- **Work instructions**
Print the stretch of the listing from the line containing "preview-label: Preview bbox=[163, 733, 224, 746]" through the line containing "tab-bar: Home Location", reproducing each line verbatim.

-------- Stored rows

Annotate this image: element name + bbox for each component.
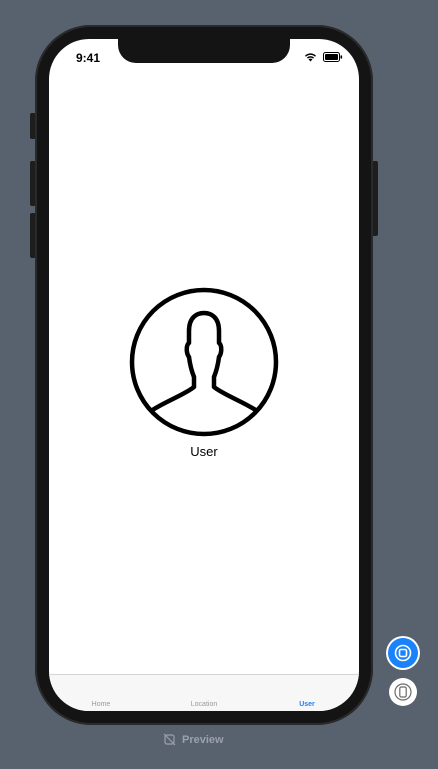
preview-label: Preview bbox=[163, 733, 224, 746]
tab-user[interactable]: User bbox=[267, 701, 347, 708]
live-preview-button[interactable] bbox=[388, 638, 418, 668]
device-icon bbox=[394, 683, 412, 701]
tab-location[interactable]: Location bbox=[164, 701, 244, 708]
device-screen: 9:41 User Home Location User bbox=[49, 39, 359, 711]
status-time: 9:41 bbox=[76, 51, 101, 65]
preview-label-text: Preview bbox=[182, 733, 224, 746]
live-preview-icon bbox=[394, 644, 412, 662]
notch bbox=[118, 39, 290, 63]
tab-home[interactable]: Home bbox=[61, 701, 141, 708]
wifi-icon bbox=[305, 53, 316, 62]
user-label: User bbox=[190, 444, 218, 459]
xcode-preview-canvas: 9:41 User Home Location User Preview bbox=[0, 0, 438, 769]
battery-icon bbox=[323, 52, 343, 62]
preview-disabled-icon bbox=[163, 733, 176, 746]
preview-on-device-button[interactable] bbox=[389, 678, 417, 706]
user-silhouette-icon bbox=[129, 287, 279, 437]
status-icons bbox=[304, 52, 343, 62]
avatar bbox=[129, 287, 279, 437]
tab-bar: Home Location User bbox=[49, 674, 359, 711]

----------------
-------- Stored rows

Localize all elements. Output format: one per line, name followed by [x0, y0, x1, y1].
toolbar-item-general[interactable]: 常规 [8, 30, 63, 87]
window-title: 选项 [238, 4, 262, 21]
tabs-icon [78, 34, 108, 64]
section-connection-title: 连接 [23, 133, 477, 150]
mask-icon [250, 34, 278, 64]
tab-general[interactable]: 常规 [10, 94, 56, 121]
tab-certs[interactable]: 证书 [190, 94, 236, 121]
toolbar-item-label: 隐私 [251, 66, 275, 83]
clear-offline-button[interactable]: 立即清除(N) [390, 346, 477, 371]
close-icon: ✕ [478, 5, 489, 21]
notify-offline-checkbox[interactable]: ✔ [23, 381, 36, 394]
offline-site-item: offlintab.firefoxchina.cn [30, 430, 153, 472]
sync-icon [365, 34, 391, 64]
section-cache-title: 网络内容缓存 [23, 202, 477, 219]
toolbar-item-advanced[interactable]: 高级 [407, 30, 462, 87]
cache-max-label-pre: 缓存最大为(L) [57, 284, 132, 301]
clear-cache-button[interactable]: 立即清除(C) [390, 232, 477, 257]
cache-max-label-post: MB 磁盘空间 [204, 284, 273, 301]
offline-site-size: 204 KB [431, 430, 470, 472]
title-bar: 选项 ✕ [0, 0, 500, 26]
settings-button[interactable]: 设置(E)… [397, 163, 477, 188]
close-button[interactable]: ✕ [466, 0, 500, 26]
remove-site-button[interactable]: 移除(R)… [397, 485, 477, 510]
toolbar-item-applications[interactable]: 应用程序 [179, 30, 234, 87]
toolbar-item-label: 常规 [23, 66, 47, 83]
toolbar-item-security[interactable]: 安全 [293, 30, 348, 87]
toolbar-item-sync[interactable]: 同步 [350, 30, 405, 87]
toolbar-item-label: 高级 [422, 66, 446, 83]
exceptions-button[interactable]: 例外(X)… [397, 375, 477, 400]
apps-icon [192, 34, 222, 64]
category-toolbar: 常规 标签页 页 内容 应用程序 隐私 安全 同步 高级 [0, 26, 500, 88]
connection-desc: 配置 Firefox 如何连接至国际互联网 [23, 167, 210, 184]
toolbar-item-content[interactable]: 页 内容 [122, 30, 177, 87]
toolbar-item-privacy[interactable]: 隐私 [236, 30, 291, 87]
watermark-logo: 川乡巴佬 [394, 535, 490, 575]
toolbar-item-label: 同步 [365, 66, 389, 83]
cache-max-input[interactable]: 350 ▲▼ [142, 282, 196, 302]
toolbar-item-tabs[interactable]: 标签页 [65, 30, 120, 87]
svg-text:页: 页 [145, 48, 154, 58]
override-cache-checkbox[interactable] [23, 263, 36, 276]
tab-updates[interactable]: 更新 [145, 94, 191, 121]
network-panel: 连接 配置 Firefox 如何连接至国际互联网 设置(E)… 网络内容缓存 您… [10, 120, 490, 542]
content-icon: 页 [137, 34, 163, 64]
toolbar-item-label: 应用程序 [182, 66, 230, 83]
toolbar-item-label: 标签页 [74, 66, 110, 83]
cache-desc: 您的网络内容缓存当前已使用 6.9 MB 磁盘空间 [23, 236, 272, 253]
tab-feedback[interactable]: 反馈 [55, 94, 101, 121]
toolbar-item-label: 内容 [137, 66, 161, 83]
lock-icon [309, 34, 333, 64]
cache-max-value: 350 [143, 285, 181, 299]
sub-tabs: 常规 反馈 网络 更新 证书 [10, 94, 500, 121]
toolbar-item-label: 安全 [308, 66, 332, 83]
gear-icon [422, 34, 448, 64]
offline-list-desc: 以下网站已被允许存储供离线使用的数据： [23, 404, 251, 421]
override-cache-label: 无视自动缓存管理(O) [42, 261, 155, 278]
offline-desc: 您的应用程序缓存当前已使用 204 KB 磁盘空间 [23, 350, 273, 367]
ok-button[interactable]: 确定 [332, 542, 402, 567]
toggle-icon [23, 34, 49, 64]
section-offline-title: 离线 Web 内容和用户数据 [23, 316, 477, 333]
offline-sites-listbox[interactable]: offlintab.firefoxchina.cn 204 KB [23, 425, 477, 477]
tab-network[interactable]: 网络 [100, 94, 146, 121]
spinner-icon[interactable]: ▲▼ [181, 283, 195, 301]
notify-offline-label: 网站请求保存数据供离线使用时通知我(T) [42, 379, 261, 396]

----------------
-------- Stored rows

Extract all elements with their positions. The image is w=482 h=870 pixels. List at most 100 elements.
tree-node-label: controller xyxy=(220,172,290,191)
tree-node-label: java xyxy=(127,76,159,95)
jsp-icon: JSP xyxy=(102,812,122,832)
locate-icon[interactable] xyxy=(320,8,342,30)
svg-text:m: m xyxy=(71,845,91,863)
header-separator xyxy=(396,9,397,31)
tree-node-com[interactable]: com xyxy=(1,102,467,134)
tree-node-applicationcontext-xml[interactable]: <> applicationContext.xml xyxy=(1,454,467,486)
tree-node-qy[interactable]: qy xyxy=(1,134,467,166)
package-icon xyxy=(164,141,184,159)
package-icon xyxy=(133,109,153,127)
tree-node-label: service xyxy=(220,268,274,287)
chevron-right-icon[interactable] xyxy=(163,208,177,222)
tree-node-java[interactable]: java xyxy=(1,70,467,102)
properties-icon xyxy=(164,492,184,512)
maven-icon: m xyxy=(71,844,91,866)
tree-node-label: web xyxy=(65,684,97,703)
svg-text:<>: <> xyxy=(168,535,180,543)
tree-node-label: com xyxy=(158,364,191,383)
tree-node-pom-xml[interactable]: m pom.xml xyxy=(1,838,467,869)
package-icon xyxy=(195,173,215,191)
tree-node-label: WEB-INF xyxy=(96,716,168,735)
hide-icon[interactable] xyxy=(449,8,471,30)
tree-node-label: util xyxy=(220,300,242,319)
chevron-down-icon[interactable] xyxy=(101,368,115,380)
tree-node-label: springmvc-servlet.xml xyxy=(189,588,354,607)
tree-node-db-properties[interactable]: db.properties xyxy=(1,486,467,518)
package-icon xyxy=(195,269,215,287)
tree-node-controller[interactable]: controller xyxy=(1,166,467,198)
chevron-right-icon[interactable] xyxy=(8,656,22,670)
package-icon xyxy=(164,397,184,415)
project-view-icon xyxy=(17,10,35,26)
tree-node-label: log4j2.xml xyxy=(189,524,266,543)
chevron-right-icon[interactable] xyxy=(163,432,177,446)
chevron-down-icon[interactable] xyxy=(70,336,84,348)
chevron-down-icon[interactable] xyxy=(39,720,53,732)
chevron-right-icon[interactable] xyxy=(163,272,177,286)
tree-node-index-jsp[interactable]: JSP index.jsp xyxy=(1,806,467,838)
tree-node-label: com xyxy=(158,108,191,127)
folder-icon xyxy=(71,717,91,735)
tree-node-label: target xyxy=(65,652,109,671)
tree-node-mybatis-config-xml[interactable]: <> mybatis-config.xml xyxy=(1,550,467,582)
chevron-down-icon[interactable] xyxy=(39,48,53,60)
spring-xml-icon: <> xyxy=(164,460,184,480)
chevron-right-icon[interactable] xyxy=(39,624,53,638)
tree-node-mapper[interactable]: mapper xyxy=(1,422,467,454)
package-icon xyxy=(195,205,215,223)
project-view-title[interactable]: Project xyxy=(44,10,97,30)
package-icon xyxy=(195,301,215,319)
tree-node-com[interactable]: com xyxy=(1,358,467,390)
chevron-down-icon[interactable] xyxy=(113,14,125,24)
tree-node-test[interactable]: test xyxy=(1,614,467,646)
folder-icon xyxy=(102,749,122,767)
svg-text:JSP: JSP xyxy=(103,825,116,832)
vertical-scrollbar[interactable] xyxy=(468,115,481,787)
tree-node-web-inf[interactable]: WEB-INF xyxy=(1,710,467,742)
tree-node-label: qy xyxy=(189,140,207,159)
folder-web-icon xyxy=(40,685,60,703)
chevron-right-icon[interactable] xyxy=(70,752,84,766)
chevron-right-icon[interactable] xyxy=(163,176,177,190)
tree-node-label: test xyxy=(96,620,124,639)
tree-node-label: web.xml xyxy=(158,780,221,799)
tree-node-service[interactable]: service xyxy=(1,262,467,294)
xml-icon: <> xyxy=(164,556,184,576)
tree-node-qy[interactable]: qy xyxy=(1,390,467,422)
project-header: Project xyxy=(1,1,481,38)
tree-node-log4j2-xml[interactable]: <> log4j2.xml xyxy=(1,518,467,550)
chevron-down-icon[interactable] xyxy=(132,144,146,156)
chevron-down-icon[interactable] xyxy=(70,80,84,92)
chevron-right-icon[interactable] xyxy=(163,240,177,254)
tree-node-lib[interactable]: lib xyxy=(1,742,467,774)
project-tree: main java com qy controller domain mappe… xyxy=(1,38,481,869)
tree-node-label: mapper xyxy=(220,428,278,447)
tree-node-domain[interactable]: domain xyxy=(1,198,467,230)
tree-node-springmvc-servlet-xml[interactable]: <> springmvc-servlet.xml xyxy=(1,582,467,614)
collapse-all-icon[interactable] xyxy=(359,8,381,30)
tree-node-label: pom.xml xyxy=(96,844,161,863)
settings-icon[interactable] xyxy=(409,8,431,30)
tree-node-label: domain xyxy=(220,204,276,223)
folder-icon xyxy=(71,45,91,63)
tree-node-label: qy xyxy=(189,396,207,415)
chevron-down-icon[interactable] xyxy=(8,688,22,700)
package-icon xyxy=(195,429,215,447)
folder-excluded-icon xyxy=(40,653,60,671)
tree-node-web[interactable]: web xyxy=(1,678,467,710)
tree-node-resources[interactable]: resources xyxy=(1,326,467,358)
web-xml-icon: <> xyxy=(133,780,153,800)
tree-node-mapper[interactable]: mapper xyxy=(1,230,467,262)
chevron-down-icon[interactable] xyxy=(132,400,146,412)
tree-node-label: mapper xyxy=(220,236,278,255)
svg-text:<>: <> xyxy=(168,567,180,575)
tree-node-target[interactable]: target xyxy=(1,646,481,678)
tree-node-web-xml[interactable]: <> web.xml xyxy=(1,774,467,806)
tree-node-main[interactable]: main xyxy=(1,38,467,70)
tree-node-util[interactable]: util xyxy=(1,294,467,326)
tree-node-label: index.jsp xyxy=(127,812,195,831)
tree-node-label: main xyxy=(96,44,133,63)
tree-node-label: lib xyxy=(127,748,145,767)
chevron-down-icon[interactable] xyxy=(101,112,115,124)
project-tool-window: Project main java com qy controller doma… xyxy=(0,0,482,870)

----------------

- **The completed task**
preview-label: Preview bbox=[163, 733, 224, 746]
tab-user[interactable]: User bbox=[267, 701, 347, 708]
live-preview-button[interactable] bbox=[388, 638, 418, 668]
device-icon bbox=[394, 683, 412, 701]
tab-location[interactable]: Location bbox=[164, 701, 244, 708]
device-screen: 9:41 User Home Location User bbox=[49, 39, 359, 711]
status-time: 9:41 bbox=[76, 51, 101, 65]
preview-label-text: Preview bbox=[182, 733, 224, 746]
live-preview-icon bbox=[394, 644, 412, 662]
notch bbox=[118, 39, 290, 63]
tab-home[interactable]: Home bbox=[61, 701, 141, 708]
wifi-icon bbox=[305, 53, 316, 62]
user-label: User bbox=[190, 444, 218, 459]
xcode-preview-canvas: 9:41 User Home Location User Preview bbox=[0, 0, 438, 769]
battery-icon bbox=[323, 52, 343, 62]
preview-disabled-icon bbox=[163, 733, 176, 746]
preview-on-device-button[interactable] bbox=[389, 678, 417, 706]
user-silhouette-icon bbox=[129, 287, 279, 437]
status-icons bbox=[304, 52, 343, 62]
avatar bbox=[129, 287, 279, 437]
tab-bar: Home Location User bbox=[49, 674, 359, 711]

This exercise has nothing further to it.